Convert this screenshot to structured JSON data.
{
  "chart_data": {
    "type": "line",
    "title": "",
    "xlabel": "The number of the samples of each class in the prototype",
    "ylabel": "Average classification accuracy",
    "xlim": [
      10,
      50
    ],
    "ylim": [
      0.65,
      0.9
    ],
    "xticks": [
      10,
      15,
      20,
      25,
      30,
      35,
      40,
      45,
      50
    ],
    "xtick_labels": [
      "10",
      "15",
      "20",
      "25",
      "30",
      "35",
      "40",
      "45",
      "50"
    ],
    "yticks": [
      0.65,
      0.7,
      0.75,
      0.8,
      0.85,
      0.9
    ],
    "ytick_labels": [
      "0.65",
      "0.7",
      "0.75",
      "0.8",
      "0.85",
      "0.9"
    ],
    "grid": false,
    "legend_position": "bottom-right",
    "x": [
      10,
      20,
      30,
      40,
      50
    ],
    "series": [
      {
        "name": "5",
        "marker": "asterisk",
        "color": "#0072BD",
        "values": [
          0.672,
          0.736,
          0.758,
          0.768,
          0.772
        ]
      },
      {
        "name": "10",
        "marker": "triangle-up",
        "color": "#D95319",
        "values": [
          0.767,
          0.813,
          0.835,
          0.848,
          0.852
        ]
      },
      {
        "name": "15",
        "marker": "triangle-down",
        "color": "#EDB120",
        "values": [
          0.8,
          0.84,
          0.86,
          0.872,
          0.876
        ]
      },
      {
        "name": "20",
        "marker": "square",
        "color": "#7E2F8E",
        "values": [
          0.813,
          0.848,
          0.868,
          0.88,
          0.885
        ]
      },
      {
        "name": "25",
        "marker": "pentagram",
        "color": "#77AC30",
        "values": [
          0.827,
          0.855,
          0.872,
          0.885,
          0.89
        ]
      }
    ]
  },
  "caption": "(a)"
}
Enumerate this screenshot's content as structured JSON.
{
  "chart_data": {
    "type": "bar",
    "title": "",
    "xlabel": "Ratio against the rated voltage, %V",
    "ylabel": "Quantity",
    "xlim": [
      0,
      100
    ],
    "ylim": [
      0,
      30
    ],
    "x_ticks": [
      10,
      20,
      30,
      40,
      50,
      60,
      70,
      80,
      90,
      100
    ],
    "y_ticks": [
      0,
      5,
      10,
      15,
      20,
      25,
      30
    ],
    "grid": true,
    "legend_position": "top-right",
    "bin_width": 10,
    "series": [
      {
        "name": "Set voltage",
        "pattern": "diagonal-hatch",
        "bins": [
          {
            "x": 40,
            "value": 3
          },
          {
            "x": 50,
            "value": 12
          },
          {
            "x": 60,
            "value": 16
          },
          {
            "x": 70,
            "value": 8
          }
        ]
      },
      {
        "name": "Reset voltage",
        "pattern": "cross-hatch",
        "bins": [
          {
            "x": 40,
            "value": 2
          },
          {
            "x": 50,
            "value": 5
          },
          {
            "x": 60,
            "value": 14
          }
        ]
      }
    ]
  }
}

+++

Select the lines that carry the string "screenshot" and copy them.

CORRECT RESPONSE —
Convert this screenshot to structured JSON data.
Enumerate this screenshot's content as structured JSON.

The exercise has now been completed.